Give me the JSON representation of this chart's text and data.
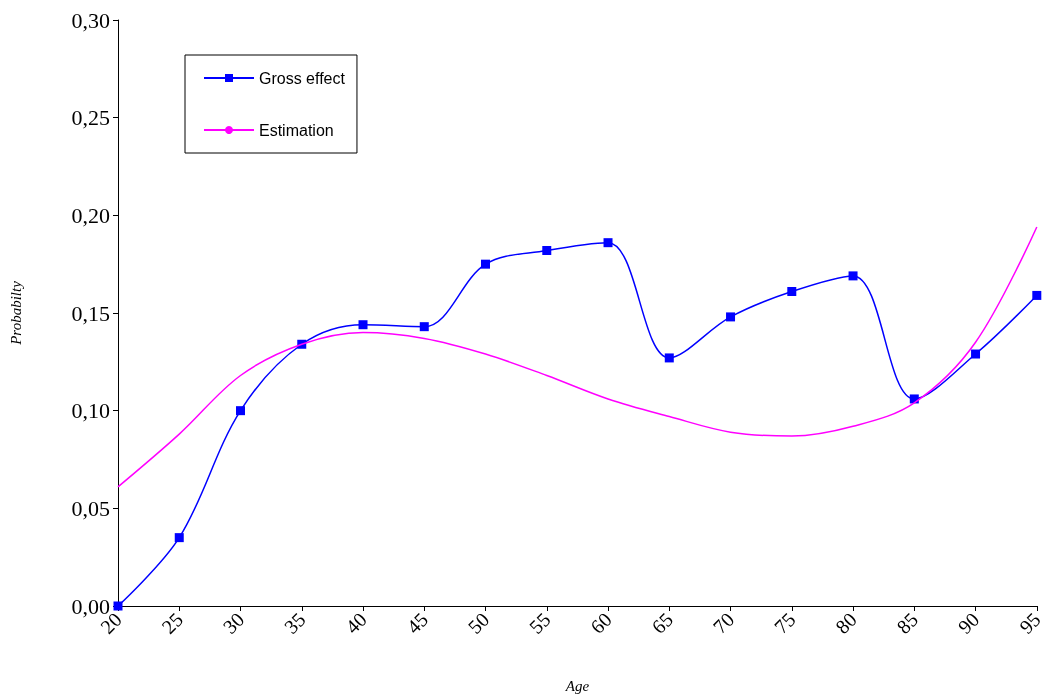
{
  "chart_data": {
    "type": "line",
    "xlabel": "Age",
    "ylabel": "Probabilty",
    "x": [
      20,
      25,
      30,
      35,
      40,
      45,
      50,
      55,
      60,
      65,
      70,
      75,
      80,
      85,
      90,
      95
    ],
    "series": [
      {
        "name": "Gross effect",
        "color": "#0000ff",
        "marker": "square",
        "values": [
          0,
          0.035,
          0.1,
          0.134,
          0.144,
          0.143,
          0.175,
          0.182,
          0.186,
          0.127,
          0.148,
          0.161,
          0.169,
          0.106,
          0.129,
          0.159
        ]
      },
      {
        "name": "Estimation",
        "color": "#ff00ff",
        "marker": "none",
        "values": [
          0.061,
          0.088,
          0.118,
          0.134,
          0.14,
          0.137,
          0.129,
          0.118,
          0.106,
          0.097,
          0.089,
          0.087,
          0.092,
          0.104,
          0.135,
          0.194
        ]
      }
    ],
    "xlim": [
      20,
      95
    ],
    "xticks": [
      20,
      25,
      30,
      35,
      40,
      45,
      50,
      55,
      60,
      65,
      70,
      75,
      80,
      85,
      90,
      95
    ],
    "ylim": [
      0,
      0.3
    ],
    "yticks": [
      {
        "value": 0,
        "label": "0,00"
      },
      {
        "value": 0.05,
        "label": "0,05"
      },
      {
        "value": 0.1,
        "label": "0,10"
      },
      {
        "value": 0.15,
        "label": "0,15"
      },
      {
        "value": 0.2,
        "label": "0,20"
      },
      {
        "value": 0.25,
        "label": "0,25"
      },
      {
        "value": 0.3,
        "label": "0,30"
      }
    ],
    "grid": false,
    "legend": "top left"
  }
}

*Given problem*: Make an exact copy of the records shown above, without the pictures.

*The completed task*:
Give me the JSON representation of this chart's text and data.
{
  "chart_data": {
    "type": "line",
    "xlabel": "Age",
    "ylabel": "Probabilty",
    "x": [
      20,
      25,
      30,
      35,
      40,
      45,
      50,
      55,
      60,
      65,
      70,
      75,
      80,
      85,
      90,
      95
    ],
    "series": [
      {
        "name": "Gross effect",
        "color": "#0000ff",
        "marker": "square",
        "values": [
          0,
          0.035,
          0.1,
          0.134,
          0.144,
          0.143,
          0.175,
          0.182,
          0.186,
          0.127,
          0.148,
          0.161,
          0.169,
          0.106,
          0.129,
          0.159
        ]
      },
      {
        "name": "Estimation",
        "color": "#ff00ff",
        "marker": "none",
        "values": [
          0.061,
          0.088,
          0.118,
          0.134,
          0.14,
          0.137,
          0.129,
          0.118,
          0.106,
          0.097,
          0.089,
          0.087,
          0.092,
          0.104,
          0.135,
          0.194
        ]
      }
    ],
    "xlim": [
      20,
      95
    ],
    "xticks": [
      20,
      25,
      30,
      35,
      40,
      45,
      50,
      55,
      60,
      65,
      70,
      75,
      80,
      85,
      90,
      95
    ],
    "ylim": [
      0,
      0.3
    ],
    "yticks": [
      {
        "value": 0,
        "label": "0,00"
      },
      {
        "value": 0.05,
        "label": "0,05"
      },
      {
        "value": 0.1,
        "label": "0,10"
      },
      {
        "value": 0.15,
        "label": "0,15"
      },
      {
        "value": 0.2,
        "label": "0,20"
      },
      {
        "value": 0.25,
        "label": "0,25"
      },
      {
        "value": 0.3,
        "label": "0,30"
      }
    ],
    "grid": false,
    "legend": "top left"
  }
}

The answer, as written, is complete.